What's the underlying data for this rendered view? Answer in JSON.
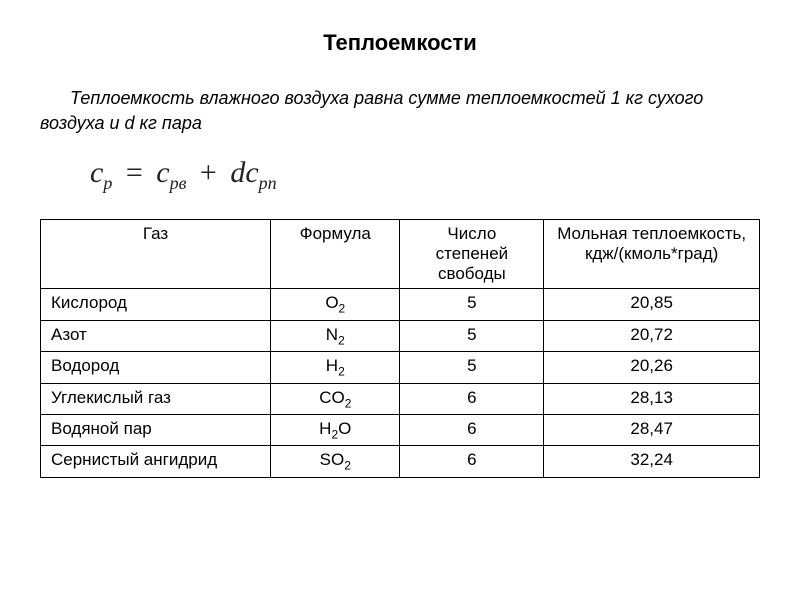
{
  "title": "Теплоемкости",
  "intro": "Теплоемкость влажного воздуха равна сумме теплоемкостей 1 кг  сухого воздуха и d кг пара",
  "equation": {
    "lhs_base": "c",
    "lhs_sub": "p",
    "term1_base": "c",
    "term1_sub": "pв",
    "coeff": "d",
    "term2_base": "c",
    "term2_sub": "pп"
  },
  "table": {
    "columns": [
      "Газ",
      "Формула",
      "Число степеней свободы",
      "Мольная теплоемкость, кдж/(кмоль*град)"
    ],
    "col_widths": [
      "32%",
      "18%",
      "20%",
      "30%"
    ],
    "rows": [
      {
        "gas": "Кислород",
        "formula_base": "O",
        "formula_sub": "2",
        "dof": "5",
        "cp": "20,85"
      },
      {
        "gas": "Азот",
        "formula_base": "N",
        "formula_sub": "2",
        "dof": "5",
        "cp": "20,72"
      },
      {
        "gas": "Водород",
        "formula_base": "H",
        "formula_sub": "2",
        "dof": "5",
        "cp": "20,26"
      },
      {
        "gas": "Углекислый газ",
        "formula_base": "CO",
        "formula_sub": "2",
        "dof": "6",
        "cp": "28,13"
      },
      {
        "gas": "Водяной пар",
        "formula_base": "H",
        "formula_sub": "2",
        "formula_tail": "O",
        "dof": "6",
        "cp": "28,47"
      },
      {
        "gas": "Сернистый ангидрид",
        "formula_base": "SO",
        "formula_sub": "2",
        "dof": "6",
        "cp": "32,24"
      }
    ]
  }
}
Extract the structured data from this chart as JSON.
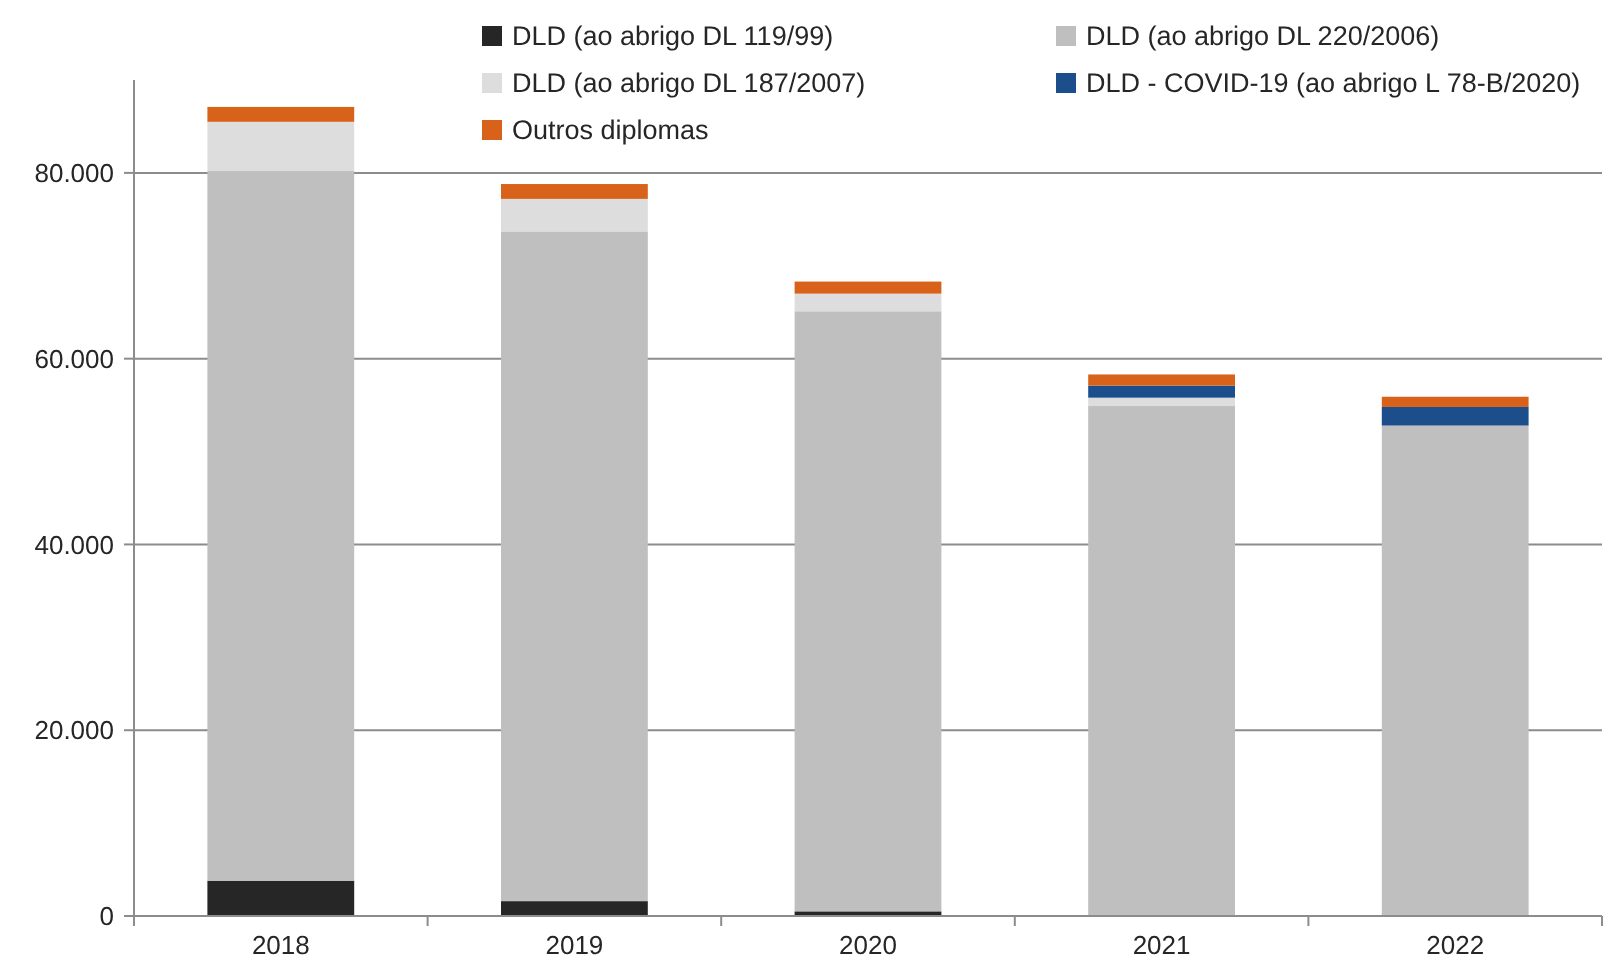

#####

__AIM__
Images do not belong in the copy; reproduce all other parts of the records above verbatim.

__TASK RESULT__
What's the underlying data for this rendered view? Answer in JSON.
{
  "title": "Теплоемкости",
  "intro": "Теплоемкость влажного воздуха равна сумме теплоемкостей 1 кг  сухого воздуха и d кг пара",
  "equation": {
    "lhs_base": "c",
    "lhs_sub": "p",
    "term1_base": "c",
    "term1_sub": "pв",
    "coeff": "d",
    "term2_base": "c",
    "term2_sub": "pп"
  },
  "table": {
    "columns": [
      "Газ",
      "Формула",
      "Число степеней свободы",
      "Мольная теплоемкость, кдж/(кмоль*град)"
    ],
    "col_widths": [
      "32%",
      "18%",
      "20%",
      "30%"
    ],
    "rows": [
      {
        "gas": "Кислород",
        "formula_base": "O",
        "formula_sub": "2",
        "dof": "5",
        "cp": "20,85"
      },
      {
        "gas": "Азот",
        "formula_base": "N",
        "formula_sub": "2",
        "dof": "5",
        "cp": "20,72"
      },
      {
        "gas": "Водород",
        "formula_base": "H",
        "formula_sub": "2",
        "dof": "5",
        "cp": "20,26"
      },
      {
        "gas": "Углекислый газ",
        "formula_base": "CO",
        "formula_sub": "2",
        "dof": "6",
        "cp": "28,13"
      },
      {
        "gas": "Водяной пар",
        "formula_base": "H",
        "formula_sub": "2",
        "formula_tail": "O",
        "dof": "6",
        "cp": "28,47"
      },
      {
        "gas": "Сернистый ангидрид",
        "formula_base": "SO",
        "formula_sub": "2",
        "dof": "6",
        "cp": "32,24"
      }
    ]
  }
}
Extract the structured data from this chart as JSON.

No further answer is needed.